▶

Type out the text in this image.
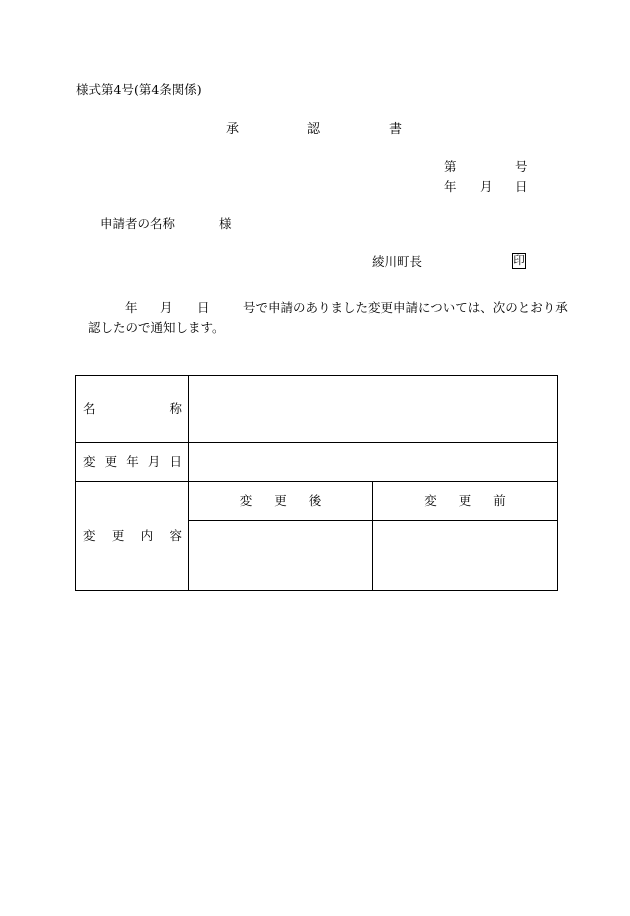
様式第4号(第4条関係)
承	認	書
第	号
年 月 日
申請者の名称	様
綾川町長	印
年 月 日	号で申請のありました変更申請については、次のとおり承
認したので通知します。
名 称		

変 更 年 月 日		

変 更 内 容	変 更 後	変 更 前
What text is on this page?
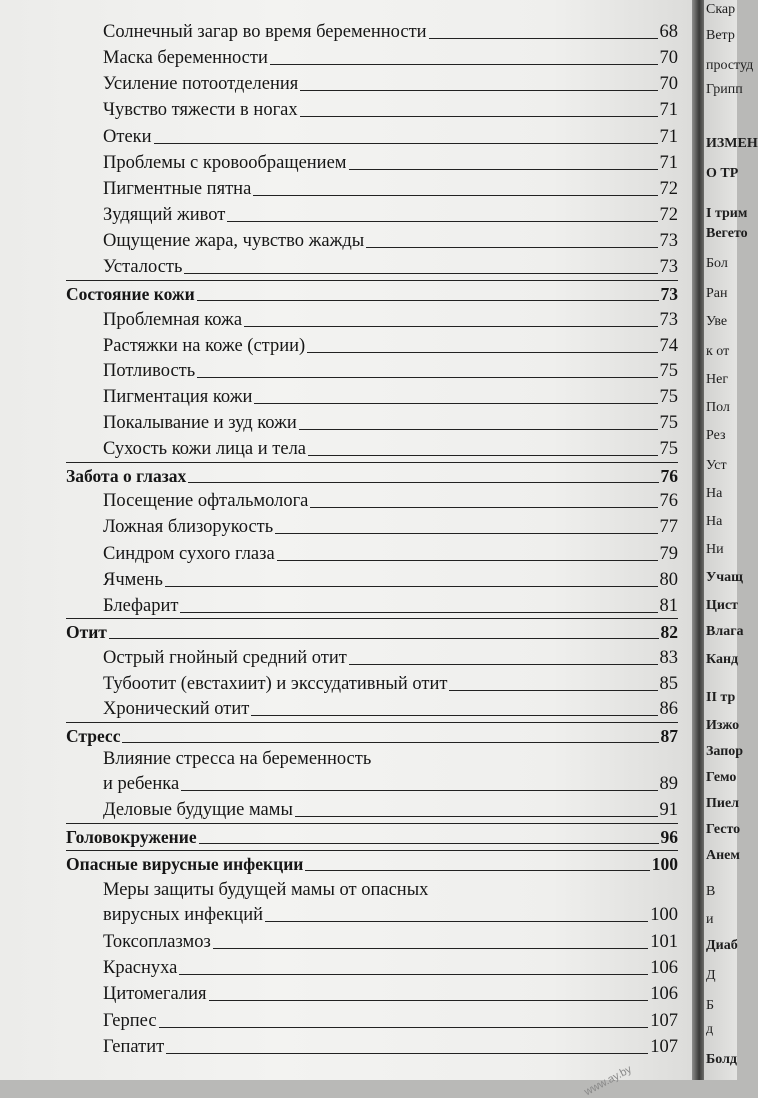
Солнечный загар во время беременности	68
Маска беременности	70
Усиление потоотделения	70
Чувство тяжести в ногах	71
Отеки	71
Проблемы с кровообращением	71
Пигментные пятна	72
Зудящий живот	72
Ощущение жара, чувство жажды	73
Усталость	73
Состояние кожи	73
Проблемная кожа	73
Растяжки на коже (стрии)	74
Потливость	75
Пигментация кожи	75
Покалывание и зуд кожи	75
Сухость кожи лица и тела	75
Забота о глазах	76
Посещение офтальмолога	76
Ложная близорукость	77
Синдром сухого глаза	79
Ячмень	80
Блефарит	81
Отит	82
Острый гнойный средний отит	83
Тубоотит (евстахиит) и экссудативный отит	85
Хронический отит	86
Стресс	87
Влияние стресса на беременность
и ребенка	89
Деловые будущие мамы	91
Головокружение	96
Опасные вирусные инфекции	100
Меры защиты будущей мамы от опасных
вирусных инфекций	100
Токсоплазмоз	101
Краснуха	106
Цитомегалия	106
Герпес	107
Гепатит	107
www.ay.by
Скар
Ветр
простуд
Грипп
ИЗМЕН
О ТР
I трим
Вегето
Бол
Ран
Уве
к от
Нег
Пол
Рез
Уст
На
На
Ни
Учащ
Цист
Влага
Канд
II тр
Изжо
Запор
Гемо
Пиел
Гесто
Анем
В
и
Диаб
Д
Б
д
Болд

◀

[INSTRUCTIONS FOR THE TASK]
Pick out all lines from the data above in which the word "беременности" appears.

[REPLY]
Солнечный загар во время беременности	68
Маска беременности	70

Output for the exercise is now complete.